Copy the lines verbatim, beginning with the first line of the items and stopping after the line that contains "y-tick-label: 300 [48, 311, 73, 326]".

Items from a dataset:
'''

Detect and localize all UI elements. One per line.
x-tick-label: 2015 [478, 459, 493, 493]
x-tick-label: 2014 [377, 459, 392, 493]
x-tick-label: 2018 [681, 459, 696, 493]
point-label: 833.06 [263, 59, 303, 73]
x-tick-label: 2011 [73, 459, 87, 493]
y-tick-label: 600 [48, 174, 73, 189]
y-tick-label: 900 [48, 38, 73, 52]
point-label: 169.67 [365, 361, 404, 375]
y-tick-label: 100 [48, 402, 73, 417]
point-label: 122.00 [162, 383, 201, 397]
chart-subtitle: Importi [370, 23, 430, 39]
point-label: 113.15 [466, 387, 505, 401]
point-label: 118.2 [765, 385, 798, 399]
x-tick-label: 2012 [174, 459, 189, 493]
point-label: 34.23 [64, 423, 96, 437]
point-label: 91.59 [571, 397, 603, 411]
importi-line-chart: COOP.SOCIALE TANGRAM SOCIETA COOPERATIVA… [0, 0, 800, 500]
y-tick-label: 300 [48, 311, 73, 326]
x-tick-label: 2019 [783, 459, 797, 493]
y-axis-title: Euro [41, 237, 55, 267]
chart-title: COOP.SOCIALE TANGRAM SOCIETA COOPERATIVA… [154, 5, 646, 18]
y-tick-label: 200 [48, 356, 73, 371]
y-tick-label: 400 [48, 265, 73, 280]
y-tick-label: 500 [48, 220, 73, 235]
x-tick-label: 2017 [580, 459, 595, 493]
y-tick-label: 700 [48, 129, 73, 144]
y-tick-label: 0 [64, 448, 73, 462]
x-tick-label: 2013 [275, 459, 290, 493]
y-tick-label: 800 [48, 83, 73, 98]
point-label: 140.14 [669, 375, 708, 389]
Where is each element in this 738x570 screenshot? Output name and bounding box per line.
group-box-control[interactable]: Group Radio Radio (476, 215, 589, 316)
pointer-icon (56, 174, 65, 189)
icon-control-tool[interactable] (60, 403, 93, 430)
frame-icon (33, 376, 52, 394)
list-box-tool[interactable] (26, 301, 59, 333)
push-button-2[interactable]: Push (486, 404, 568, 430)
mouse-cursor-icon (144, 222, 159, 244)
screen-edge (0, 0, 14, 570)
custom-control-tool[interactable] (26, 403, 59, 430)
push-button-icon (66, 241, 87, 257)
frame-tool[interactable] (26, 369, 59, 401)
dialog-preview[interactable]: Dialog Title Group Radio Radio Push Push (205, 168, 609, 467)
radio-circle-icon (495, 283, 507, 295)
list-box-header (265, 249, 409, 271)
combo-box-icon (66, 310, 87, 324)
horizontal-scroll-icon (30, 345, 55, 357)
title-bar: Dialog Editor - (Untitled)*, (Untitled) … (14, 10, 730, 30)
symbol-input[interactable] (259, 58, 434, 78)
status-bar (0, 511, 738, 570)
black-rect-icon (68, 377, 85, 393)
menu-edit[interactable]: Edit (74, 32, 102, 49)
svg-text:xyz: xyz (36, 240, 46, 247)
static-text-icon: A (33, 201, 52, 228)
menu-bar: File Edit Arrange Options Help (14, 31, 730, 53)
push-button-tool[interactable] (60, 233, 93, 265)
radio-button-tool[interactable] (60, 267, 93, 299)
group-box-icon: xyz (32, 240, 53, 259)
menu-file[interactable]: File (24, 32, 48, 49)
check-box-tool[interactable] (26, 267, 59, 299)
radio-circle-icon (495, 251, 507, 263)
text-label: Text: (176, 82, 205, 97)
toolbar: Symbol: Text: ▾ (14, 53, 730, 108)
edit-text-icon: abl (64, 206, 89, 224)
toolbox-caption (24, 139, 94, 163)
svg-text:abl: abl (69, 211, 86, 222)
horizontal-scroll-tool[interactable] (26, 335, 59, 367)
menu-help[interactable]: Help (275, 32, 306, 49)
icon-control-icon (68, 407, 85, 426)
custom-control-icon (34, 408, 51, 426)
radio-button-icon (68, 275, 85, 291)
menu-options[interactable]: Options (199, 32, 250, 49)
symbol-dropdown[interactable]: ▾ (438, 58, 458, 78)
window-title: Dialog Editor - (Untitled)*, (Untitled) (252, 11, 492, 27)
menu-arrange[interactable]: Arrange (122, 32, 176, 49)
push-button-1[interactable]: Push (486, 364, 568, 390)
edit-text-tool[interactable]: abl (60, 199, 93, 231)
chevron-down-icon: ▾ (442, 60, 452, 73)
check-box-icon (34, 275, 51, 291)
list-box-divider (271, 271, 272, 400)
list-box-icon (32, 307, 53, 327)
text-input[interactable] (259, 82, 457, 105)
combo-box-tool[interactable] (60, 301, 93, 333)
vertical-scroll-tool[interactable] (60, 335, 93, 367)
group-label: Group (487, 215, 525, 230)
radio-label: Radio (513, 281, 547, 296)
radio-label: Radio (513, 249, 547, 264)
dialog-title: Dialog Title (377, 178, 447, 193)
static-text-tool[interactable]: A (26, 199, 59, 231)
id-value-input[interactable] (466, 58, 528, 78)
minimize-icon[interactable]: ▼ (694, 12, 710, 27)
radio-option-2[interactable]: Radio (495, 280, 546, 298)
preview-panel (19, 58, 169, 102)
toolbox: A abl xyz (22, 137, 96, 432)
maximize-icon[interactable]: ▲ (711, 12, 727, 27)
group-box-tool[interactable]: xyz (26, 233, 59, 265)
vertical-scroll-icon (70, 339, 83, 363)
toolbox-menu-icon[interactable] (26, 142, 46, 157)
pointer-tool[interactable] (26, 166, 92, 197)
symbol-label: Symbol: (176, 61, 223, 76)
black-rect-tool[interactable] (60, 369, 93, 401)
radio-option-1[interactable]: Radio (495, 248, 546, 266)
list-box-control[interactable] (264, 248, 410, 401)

'''

§ **Solution to the exercise**:
Detect and localize all UI elements. One per line.
x-tick-label: 2015 [478, 459, 493, 493]
x-tick-label: 2014 [377, 459, 392, 493]
x-tick-label: 2018 [681, 459, 696, 493]
point-label: 833.06 [263, 59, 303, 73]
x-tick-label: 2011 [73, 459, 87, 493]
y-tick-label: 600 [48, 174, 73, 189]
y-tick-label: 900 [48, 38, 73, 52]
point-label: 169.67 [365, 361, 404, 375]
y-tick-label: 100 [48, 402, 73, 417]
point-label: 122.00 [162, 383, 201, 397]
chart-subtitle: Importi [370, 23, 430, 39]
point-label: 113.15 [466, 387, 505, 401]
point-label: 118.2 [765, 385, 798, 399]
x-tick-label: 2012 [174, 459, 189, 493]
point-label: 34.23 [64, 423, 96, 437]
point-label: 91.59 [571, 397, 603, 411]
importi-line-chart: COOP.SOCIALE TANGRAM SOCIETA COOPERATIVA… [0, 0, 800, 500]
y-tick-label: 300 [48, 311, 73, 326]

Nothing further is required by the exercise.